:: Raw data

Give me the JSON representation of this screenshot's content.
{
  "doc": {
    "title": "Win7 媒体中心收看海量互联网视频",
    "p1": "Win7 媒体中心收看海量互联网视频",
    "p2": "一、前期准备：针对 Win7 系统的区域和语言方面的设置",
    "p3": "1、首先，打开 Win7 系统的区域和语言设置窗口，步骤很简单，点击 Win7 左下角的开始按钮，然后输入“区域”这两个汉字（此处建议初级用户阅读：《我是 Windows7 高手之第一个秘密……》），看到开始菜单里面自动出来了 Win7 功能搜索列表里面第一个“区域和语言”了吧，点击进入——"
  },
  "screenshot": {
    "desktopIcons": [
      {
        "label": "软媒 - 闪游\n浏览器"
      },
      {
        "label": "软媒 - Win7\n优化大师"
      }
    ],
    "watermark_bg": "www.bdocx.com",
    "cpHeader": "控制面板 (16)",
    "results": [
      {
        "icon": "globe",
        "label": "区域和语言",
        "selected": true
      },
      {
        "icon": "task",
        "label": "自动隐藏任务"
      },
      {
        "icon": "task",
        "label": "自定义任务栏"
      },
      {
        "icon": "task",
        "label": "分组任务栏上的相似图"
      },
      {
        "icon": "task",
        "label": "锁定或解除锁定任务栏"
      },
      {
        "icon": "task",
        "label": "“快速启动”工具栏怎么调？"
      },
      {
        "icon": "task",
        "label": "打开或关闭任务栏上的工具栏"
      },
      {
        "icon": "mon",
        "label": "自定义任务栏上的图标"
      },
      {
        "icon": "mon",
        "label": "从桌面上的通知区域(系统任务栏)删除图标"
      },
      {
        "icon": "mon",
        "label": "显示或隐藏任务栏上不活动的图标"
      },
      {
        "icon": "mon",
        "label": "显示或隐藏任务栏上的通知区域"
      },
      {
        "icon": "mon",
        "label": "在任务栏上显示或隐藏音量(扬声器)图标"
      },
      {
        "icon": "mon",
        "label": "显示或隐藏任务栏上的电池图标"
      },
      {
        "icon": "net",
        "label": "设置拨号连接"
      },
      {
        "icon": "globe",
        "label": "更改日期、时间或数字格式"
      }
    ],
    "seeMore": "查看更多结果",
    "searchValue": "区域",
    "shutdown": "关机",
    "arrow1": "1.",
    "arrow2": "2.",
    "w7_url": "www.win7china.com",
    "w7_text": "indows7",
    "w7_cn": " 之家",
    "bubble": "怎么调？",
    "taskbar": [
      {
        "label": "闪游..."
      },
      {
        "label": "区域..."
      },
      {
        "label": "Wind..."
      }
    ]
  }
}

::::

Required task - Say how many lines above contain the string "screenshot". Answer with the number only.

Exercise result - 2